Provided records:
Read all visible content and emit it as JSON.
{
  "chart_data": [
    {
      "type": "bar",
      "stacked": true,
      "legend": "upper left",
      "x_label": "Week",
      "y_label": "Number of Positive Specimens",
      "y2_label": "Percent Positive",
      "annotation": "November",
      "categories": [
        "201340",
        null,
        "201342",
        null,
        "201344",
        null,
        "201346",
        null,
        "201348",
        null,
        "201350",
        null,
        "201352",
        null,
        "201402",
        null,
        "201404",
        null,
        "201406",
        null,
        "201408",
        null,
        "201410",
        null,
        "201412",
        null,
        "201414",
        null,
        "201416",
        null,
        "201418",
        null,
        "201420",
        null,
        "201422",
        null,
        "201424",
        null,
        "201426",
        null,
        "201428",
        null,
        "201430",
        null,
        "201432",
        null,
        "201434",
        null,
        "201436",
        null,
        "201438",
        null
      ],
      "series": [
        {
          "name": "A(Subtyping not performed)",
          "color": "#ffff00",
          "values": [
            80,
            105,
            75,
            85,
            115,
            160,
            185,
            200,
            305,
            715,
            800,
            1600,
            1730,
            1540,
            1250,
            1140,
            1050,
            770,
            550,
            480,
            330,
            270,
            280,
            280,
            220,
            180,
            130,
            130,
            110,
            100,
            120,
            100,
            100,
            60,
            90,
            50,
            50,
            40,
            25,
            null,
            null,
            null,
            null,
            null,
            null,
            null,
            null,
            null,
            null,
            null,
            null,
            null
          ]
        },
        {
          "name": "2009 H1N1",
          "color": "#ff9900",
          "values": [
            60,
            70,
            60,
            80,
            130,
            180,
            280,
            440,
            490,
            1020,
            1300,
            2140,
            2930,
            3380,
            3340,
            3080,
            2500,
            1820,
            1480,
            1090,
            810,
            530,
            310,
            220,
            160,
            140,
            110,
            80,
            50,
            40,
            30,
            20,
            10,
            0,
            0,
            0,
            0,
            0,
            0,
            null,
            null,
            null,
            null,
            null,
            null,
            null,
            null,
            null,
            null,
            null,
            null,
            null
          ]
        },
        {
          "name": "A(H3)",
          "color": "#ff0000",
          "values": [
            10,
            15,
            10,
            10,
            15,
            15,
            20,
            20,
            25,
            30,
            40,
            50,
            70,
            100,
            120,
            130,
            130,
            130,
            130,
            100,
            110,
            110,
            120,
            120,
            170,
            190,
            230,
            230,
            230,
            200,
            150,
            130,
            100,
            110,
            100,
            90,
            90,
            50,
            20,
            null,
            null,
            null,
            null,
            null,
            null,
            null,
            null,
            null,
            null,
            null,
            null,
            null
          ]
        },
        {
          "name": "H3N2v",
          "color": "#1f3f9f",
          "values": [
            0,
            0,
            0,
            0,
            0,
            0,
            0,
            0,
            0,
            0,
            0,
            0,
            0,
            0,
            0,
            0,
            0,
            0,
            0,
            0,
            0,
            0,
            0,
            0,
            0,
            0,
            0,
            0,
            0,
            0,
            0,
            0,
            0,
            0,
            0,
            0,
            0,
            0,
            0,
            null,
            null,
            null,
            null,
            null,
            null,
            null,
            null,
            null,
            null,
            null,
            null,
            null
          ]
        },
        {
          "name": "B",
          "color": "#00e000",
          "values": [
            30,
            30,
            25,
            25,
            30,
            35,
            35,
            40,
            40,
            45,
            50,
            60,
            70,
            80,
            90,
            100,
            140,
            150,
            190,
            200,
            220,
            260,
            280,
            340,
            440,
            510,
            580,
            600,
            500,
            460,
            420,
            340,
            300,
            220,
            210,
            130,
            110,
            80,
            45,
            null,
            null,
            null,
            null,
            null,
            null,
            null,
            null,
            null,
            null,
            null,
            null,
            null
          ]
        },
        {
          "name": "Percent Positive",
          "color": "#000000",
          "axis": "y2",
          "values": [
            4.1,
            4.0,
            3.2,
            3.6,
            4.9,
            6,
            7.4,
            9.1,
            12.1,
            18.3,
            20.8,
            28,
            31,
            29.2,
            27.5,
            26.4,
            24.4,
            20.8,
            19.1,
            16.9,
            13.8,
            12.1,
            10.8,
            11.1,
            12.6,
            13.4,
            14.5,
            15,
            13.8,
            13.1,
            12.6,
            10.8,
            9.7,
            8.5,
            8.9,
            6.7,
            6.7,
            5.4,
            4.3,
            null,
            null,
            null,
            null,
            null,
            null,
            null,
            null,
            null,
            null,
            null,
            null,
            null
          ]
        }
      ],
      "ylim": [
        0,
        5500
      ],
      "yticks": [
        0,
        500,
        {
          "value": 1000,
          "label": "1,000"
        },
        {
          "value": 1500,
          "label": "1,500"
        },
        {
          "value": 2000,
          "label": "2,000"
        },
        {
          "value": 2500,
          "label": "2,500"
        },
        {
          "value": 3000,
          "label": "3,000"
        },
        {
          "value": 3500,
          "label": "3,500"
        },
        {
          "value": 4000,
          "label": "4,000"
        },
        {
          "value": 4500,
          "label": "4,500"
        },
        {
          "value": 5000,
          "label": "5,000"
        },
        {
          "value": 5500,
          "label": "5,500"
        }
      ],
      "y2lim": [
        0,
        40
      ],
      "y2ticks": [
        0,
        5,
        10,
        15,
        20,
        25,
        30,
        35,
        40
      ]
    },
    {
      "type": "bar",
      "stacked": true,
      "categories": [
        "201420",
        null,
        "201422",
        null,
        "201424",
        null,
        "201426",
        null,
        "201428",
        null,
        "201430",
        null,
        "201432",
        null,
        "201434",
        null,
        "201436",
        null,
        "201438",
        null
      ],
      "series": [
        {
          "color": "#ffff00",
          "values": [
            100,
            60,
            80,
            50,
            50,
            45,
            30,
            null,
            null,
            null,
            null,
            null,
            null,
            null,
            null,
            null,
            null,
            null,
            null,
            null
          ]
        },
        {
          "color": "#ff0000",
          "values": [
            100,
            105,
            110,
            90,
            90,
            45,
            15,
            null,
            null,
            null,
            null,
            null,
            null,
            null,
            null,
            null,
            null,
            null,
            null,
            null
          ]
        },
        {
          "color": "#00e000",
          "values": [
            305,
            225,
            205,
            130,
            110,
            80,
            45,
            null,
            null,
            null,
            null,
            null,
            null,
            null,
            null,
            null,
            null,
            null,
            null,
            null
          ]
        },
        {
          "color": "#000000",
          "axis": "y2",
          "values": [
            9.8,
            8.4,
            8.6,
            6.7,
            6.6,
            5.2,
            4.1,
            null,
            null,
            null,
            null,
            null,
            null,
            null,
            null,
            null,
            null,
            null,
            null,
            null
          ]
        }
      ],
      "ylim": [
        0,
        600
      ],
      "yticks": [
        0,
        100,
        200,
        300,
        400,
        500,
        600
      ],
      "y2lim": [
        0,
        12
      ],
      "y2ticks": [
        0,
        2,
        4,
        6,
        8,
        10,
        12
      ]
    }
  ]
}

What you have to do:
Say how many lines above hold the word "name", giving only the count.

Answer below:
6